*RECORDED DATA:*
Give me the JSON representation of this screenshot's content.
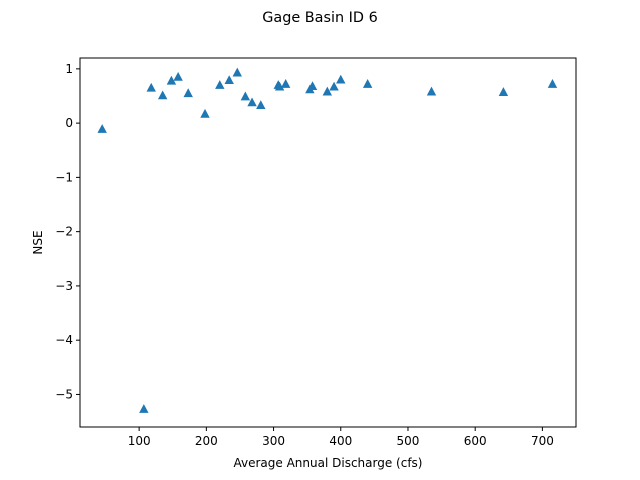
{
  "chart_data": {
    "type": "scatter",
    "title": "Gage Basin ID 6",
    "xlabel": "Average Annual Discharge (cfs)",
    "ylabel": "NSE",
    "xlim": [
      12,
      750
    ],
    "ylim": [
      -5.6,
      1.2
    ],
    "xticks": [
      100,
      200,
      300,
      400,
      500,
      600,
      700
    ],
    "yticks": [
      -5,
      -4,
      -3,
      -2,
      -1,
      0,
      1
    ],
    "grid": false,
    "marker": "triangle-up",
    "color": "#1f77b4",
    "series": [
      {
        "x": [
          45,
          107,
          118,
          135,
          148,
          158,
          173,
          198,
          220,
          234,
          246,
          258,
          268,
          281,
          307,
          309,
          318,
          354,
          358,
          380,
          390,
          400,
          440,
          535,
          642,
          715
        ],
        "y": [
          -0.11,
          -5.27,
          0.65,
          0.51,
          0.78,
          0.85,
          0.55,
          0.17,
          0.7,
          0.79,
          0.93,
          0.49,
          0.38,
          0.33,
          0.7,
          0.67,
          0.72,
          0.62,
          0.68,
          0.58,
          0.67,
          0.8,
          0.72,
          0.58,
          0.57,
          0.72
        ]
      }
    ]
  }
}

*SET PROBLEM:*
Produce an exact copy of each line of data, skipping embedded images.

*TASK RESPONSE:*
Give me the JSON representation of this screenshot's content.
{
  "chart_data": {
    "type": "scatter",
    "title": "Gage Basin ID 6",
    "xlabel": "Average Annual Discharge (cfs)",
    "ylabel": "NSE",
    "xlim": [
      12,
      750
    ],
    "ylim": [
      -5.6,
      1.2
    ],
    "xticks": [
      100,
      200,
      300,
      400,
      500,
      600,
      700
    ],
    "yticks": [
      -5,
      -4,
      -3,
      -2,
      -1,
      0,
      1
    ],
    "grid": false,
    "marker": "triangle-up",
    "color": "#1f77b4",
    "series": [
      {
        "x": [
          45,
          107,
          118,
          135,
          148,
          158,
          173,
          198,
          220,
          234,
          246,
          258,
          268,
          281,
          307,
          309,
          318,
          354,
          358,
          380,
          390,
          400,
          440,
          535,
          642,
          715
        ],
        "y": [
          -0.11,
          -5.27,
          0.65,
          0.51,
          0.78,
          0.85,
          0.55,
          0.17,
          0.7,
          0.79,
          0.93,
          0.49,
          0.38,
          0.33,
          0.7,
          0.67,
          0.72,
          0.62,
          0.68,
          0.58,
          0.67,
          0.8,
          0.72,
          0.58,
          0.57,
          0.72
        ]
      }
    ]
  }
}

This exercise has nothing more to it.